(Recorded data)

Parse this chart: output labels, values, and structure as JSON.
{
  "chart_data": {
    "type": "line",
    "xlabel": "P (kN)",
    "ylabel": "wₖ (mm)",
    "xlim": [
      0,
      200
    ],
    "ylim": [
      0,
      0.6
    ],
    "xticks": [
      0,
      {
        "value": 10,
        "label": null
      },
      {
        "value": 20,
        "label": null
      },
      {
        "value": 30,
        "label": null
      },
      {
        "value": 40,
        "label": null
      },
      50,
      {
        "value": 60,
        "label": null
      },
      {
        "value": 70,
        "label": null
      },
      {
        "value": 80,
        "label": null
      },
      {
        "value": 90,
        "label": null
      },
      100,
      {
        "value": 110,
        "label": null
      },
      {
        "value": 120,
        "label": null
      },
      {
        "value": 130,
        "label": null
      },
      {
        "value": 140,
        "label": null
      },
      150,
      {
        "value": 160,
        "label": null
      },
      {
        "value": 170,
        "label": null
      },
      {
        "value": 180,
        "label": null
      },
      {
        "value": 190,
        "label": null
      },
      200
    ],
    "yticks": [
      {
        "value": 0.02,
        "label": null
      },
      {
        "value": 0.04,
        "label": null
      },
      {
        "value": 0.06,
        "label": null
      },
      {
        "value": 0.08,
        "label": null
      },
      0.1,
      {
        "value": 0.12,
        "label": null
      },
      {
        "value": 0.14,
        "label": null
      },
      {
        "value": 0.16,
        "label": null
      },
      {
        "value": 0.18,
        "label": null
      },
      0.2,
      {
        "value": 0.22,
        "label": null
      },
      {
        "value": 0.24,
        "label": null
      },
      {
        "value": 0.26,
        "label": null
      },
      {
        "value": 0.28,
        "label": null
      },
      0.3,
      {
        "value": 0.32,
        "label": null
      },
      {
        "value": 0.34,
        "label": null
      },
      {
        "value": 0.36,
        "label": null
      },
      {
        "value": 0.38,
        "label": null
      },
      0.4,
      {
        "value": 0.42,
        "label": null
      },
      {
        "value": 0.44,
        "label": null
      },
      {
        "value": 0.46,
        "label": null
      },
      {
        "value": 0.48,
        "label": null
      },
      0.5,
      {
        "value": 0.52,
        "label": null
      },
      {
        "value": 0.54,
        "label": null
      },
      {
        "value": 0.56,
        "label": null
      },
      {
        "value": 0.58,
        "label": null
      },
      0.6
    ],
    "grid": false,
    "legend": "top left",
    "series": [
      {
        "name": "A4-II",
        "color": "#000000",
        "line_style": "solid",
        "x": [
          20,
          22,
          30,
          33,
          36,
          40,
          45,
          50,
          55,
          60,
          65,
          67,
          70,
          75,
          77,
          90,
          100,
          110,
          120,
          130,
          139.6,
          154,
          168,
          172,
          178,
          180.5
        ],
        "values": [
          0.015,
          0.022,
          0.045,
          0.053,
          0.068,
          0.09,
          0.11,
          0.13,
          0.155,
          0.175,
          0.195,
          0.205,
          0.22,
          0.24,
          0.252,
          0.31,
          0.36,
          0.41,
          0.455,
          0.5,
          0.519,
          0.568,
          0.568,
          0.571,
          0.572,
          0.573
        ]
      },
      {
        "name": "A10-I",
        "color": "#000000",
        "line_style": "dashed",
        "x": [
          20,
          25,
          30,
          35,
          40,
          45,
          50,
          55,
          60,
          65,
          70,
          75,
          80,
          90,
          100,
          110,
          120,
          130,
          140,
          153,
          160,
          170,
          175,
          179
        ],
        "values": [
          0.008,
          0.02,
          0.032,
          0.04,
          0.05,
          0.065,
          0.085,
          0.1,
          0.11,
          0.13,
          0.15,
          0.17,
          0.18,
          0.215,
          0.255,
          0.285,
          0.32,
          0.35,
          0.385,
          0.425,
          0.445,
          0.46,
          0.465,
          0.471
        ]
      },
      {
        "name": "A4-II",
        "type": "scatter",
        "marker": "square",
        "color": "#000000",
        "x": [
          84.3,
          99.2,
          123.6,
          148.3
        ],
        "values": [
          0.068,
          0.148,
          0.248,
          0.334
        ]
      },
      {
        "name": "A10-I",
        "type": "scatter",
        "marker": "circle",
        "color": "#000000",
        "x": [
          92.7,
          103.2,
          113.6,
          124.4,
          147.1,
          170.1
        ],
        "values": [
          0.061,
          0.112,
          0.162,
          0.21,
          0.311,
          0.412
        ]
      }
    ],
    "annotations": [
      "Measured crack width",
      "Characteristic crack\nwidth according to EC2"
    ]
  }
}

Short exercise:
The listing above should be transcribed in full, exactly as written.

Exercise response:
Parse this chart: output labels, values, and structure as JSON.
{
  "chart_data": {
    "type": "line",
    "xlabel": "P (kN)",
    "ylabel": "wₖ (mm)",
    "xlim": [
      0,
      200
    ],
    "ylim": [
      0,
      0.6
    ],
    "xticks": [
      0,
      {
        "value": 10,
        "label": null
      },
      {
        "value": 20,
        "label": null
      },
      {
        "value": 30,
        "label": null
      },
      {
        "value": 40,
        "label": null
      },
      50,
      {
        "value": 60,
        "label": null
      },
      {
        "value": 70,
        "label": null
      },
      {
        "value": 80,
        "label": null
      },
      {
        "value": 90,
        "label": null
      },
      100,
      {
        "value": 110,
        "label": null
      },
      {
        "value": 120,
        "label": null
      },
      {
        "value": 130,
        "label": null
      },
      {
        "value": 140,
        "label": null
      },
      150,
      {
        "value": 160,
        "label": null
      },
      {
        "value": 170,
        "label": null
      },
      {
        "value": 180,
        "label": null
      },
      {
        "value": 190,
        "label": null
      },
      200
    ],
    "yticks": [
      {
        "value": 0.02,
        "label": null
      },
      {
        "value": 0.04,
        "label": null
      },
      {
        "value": 0.06,
        "label": null
      },
      {
        "value": 0.08,
        "label": null
      },
      0.1,
      {
        "value": 0.12,
        "label": null
      },
      {
        "value": 0.14,
        "label": null
      },
      {
        "value": 0.16,
        "label": null
      },
      {
        "value": 0.18,
        "label": null
      },
      0.2,
      {
        "value": 0.22,
        "label": null
      },
      {
        "value": 0.24,
        "label": null
      },
      {
        "value": 0.26,
        "label": null
      },
      {
        "value": 0.28,
        "label": null
      },
      0.3,
      {
        "value": 0.32,
        "label": null
      },
      {
        "value": 0.34,
        "label": null
      },
      {
        "value": 0.36,
        "label": null
      },
      {
        "value": 0.38,
        "label": null
      },
      0.4,
      {
        "value": 0.42,
        "label": null
      },
      {
        "value": 0.44,
        "label": null
      },
      {
        "value": 0.46,
        "label": null
      },
      {
        "value": 0.48,
        "label": null
      },
      0.5,
      {
        "value": 0.52,
        "label": null
      },
      {
        "value": 0.54,
        "label": null
      },
      {
        "value": 0.56,
        "label": null
      },
      {
        "value": 0.58,
        "label": null
      },
      0.6
    ],
    "grid": false,
    "legend": "top left",
    "series": [
      {
        "name": "A4-II",
        "color": "#000000",
        "line_style": "solid",
        "x": [
          20,
          22,
          30,
          33,
          36,
          40,
          45,
          50,
          55,
          60,
          65,
          67,
          70,
          75,
          77,
          90,
          100,
          110,
          120,
          130,
          139.6,
          154,
          168,
          172,
          178,
          180.5
        ],
        "values": [
          0.015,
          0.022,
          0.045,
          0.053,
          0.068,
          0.09,
          0.11,
          0.13,
          0.155,
          0.175,
          0.195,
          0.205,
          0.22,
          0.24,
          0.252,
          0.31,
          0.36,
          0.41,
          0.455,
          0.5,
          0.519,
          0.568,
          0.568,
          0.571,
          0.572,
          0.573
        ]
      },
      {
        "name": "A10-I",
        "color": "#000000",
        "line_style": "dashed",
        "x": [
          20,
          25,
          30,
          35,
          40,
          45,
          50,
          55,
          60,
          65,
          70,
          75,
          80,
          90,
          100,
          110,
          120,
          130,
          140,
          153,
          160,
          170,
          175,
          179
        ],
        "values": [
          0.008,
          0.02,
          0.032,
          0.04,
          0.05,
          0.065,
          0.085,
          0.1,
          0.11,
          0.13,
          0.15,
          0.17,
          0.18,
          0.215,
          0.255,
          0.285,
          0.32,
          0.35,
          0.385,
          0.425,
          0.445,
          0.46,
          0.465,
          0.471
        ]
      },
      {
        "name": "A4-II",
        "type": "scatter",
        "marker": "square",
        "color": "#000000",
        "x": [
          84.3,
          99.2,
          123.6,
          148.3
        ],
        "values": [
          0.068,
          0.148,
          0.248,
          0.334
        ]
      },
      {
        "name": "A10-I",
        "type": "scatter",
        "marker": "circle",
        "color": "#000000",
        "x": [
          92.7,
          103.2,
          113.6,
          124.4,
          147.1,
          170.1
        ],
        "values": [
          0.061,
          0.112,
          0.162,
          0.21,
          0.311,
          0.412
        ]
      }
    ],
    "annotations": [
      "Measured crack width",
      "Characteristic crack\nwidth according to EC2"
    ]
  }
}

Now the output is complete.